Locate and copy each line in the data that contains the word "image".

* begin Provided data *

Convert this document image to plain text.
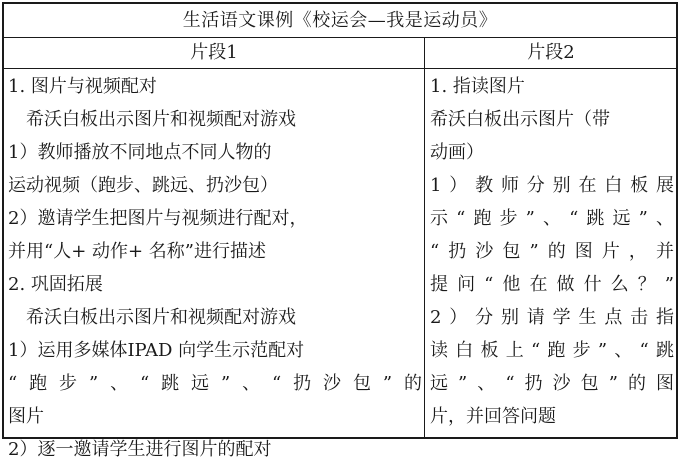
生活语文课例《校运会—我是运动员》
片段1	片段2
1. 图片与视频配对
希沃白板出示图片和视频配对游戏
1）教师播放不同地点不同人物的
运动视频（跑步、跳远、扔沙包）
2）邀请学生把图片与视频进行配对，
并用“人+ 动作+ 名称”进行描述
2. 巩固拓展
希沃白板出示图片和视频配对游戏
1）运用多媒体IPAD 向学生示范配对
“跑步”、“跳远”、“扔沙包”的
图片
2）逐一邀请学生进行图片的配对
1. 指读图片
希沃白板出示图片（带
动画）
1）教师分别在白板展
示“跑步”、“跳远”、
“扔沙包”的图片，并
提问“他在做什么？”
2）分别请学生点击指
读白板上“跑步”、“跳
远”、“扔沙包”的图
片，并回答问题
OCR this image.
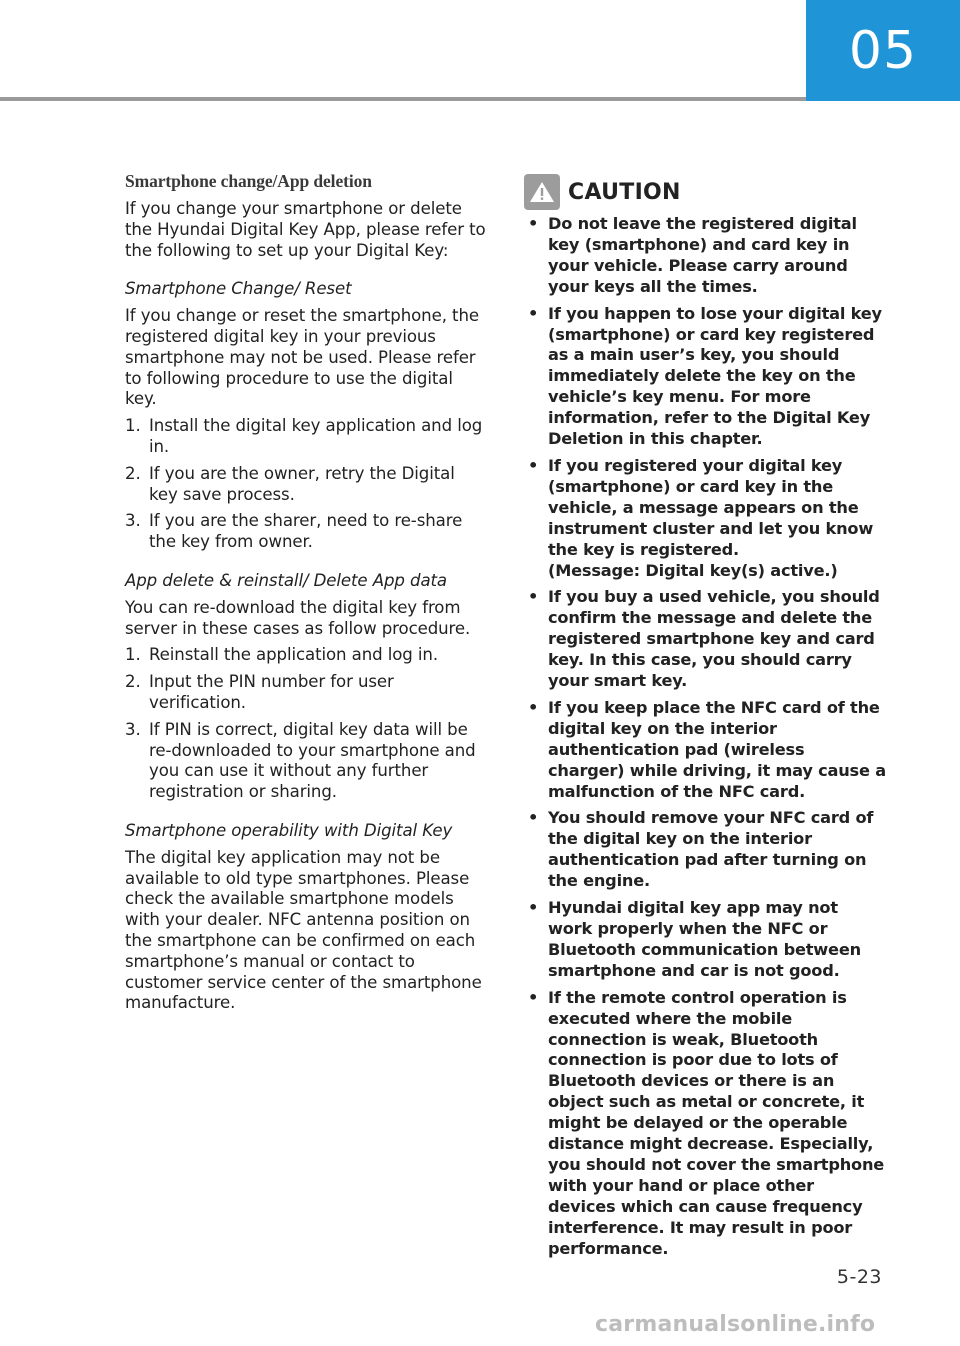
05
Smartphone change/App deletion

If you change your smartphone or delete the Hyundai Digital Key App, please refer to the following to set up your Digital Key:

Smartphone Change/ Reset

If you change or reset the smartphone, the registered digital key in your previous smartphone may not be used. Please refer to following procedure to use the digital key.

1. Install the digital key application and log in.
2. If you are the owner, retry the Digital key save process.
3. If you are the sharer, need to re-share the key from owner.
App delete & reinstall/ Delete App data

You can re-download the digital key from server in these cases as follow procedure.

1. Reinstall the application and log in.
2. Input the PIN number for user verification.
3. If PIN is correct, digital key data will be re-downloaded to your smartphone and you can use it without any further registration or sharing.
Smartphone operability with Digital Key

The digital key application may not be available to old type smartphones. Please check the available smartphone models with your dealer. NFC antenna position on the smartphone can be confirmed on each smartphone’s manual or contact to customer service center of the smartphone manufacture.

CAUTION
• Do not leave the registered digital key (smartphone) and card key in your vehicle. Please carry around your keys all the times.
• If you happen to lose your digital key (smartphone) or card key registered as a main user’s key, you should immediately delete the key on the vehicle’s key menu. For more information, refer to the Digital Key Deletion in this chapter.
• If you registered your digital key (smartphone) or card key in the vehicle, a message appears on the instrument cluster and let you know the key is registered.
(Message: Digital key(s) active.)
• If you buy a used vehicle, you should confirm the message and delete the registered smartphone key and card key. In this case, you should carry your smart key.
• If you keep place the NFC card of the digital key on the interior authentication pad (wireless charger) while driving, it may cause a malfunction of the NFC card.
• You should remove your NFC card of the digital key on the interior authentication pad after turning on the engine.
• Hyundai digital key app may not work properly when the NFC or Bluetooth communication between smartphone and car is not good.
• If the remote control operation is executed where the mobile connection is weak, Bluetooth connection is poor due to lots of Bluetooth devices or there is an object such as metal or concrete, it might be delayed or the operable distance might decrease. Especially, you should not cover the smartphone with your hand or place other devices which can cause frequency interference. It may result in poor performance.
5-23
carmanualsonline.info
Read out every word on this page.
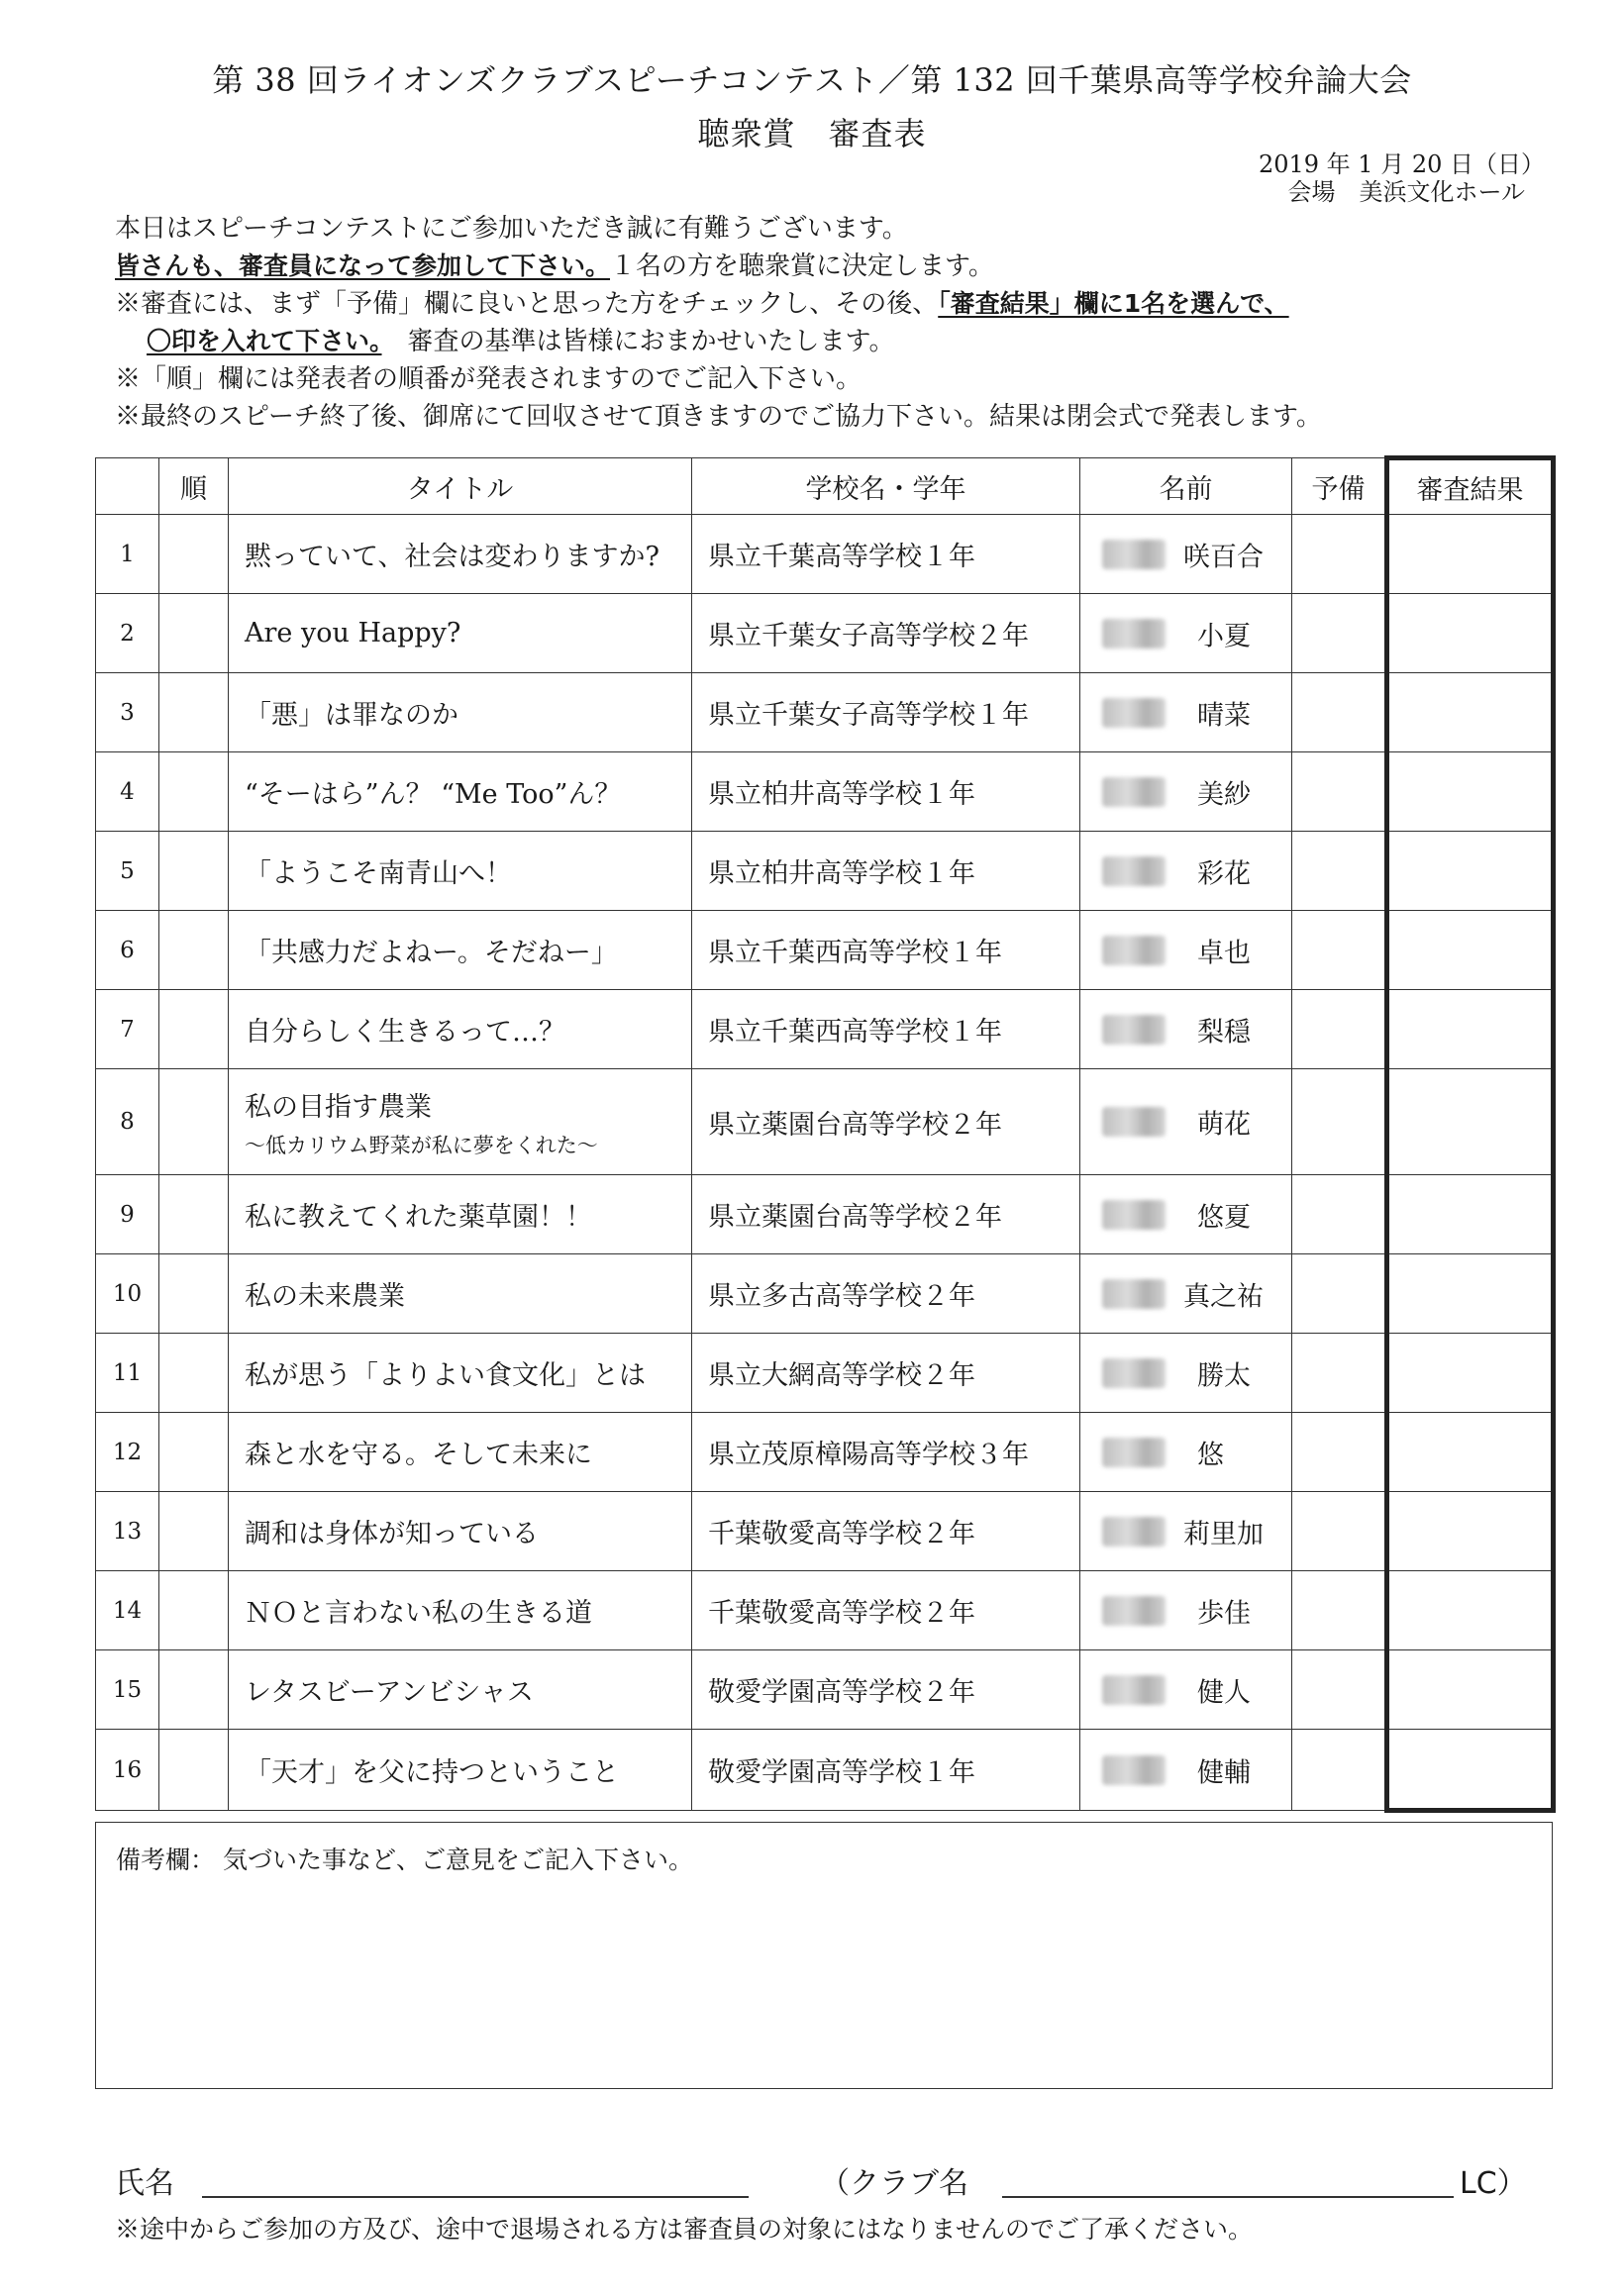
第 38 回ライオンズクラブスピーチコンテスト／第 132 回千葉県高等学校弁論大会
聴衆賞　審査表
2019 年 1 月 20 日（日）
会場　美浜文化ホール
本日はスピーチコンテストにご参加いただき誠に有難うございます。
皆さんも、審査員になって参加して下さい。１名の方を聴衆賞に決定します。
※審査には、まず「予備」欄に良いと思った方をチェックし、その後、「審査結果」欄に1名を選んで、
〇印を入れて下さい。　 審査の基準は皆様におまかせいたします。
※「順」欄には発表者の順番が発表されますのでご記入下さい。
※最終のスピーチ終了後、御席にて回収させて頂きますのでご協力下さい。結果は閉会式で発表します。
	順	タイトル	学校名・学年	名前	予備	審査結果
1		黙っていて、社会は変わりますか?	県立千葉高等学校１年	咲百合		

2		Are you Happy?	県立千葉女子高等学校２年	小夏		

3		「悪」は罪なのか	県立千葉女子高等学校１年	晴菜		

4		“そーはら”ん？ “Me Too”ん？	県立柏井高等学校１年	美紗		

5		「ようこそ南青山へ！	県立柏井高等学校１年	彩花		

6		「共感力だよねー。そだねー」	県立千葉西高等学校１年	卓也		

7		自分らしく生きるって…？	県立千葉西高等学校１年	梨穏		

8		私の目指す農業
～低カリウム野菜が私に夢をくれた～	県立薬園台高等学校２年	萌花		

9		私に教えてくれた薬草園！！	県立薬園台高等学校２年	悠夏		

10		私の未来農業	県立多古高等学校２年	真之祐		

11		私が思う「よりよい食文化」とは	県立大網高等学校２年	勝太		

12		森と水を守る。そして未来に	県立茂原樟陽高等学校３年	悠		

13		調和は身体が知っている	千葉敬愛高等学校２年	莉里加		

14		ＮＯと言わない私の生きる道	千葉敬愛高等学校２年	歩佳		

15		レタスビーアンビシャス	敬愛学園高等学校２年	健人		

16		「天才」を父に持つということ	敬愛学園高等学校１年	健輔		

備考欄： 気づいた事など、ご意見をご記入下さい。
氏名	（クラブ名	LC）
※途中からご参加の方及び、途中で退場される方は審査員の対象にはなりませんのでご了承ください。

* end Provided data *

Expected answer:
Convert this document image to plain text.
OCR this image.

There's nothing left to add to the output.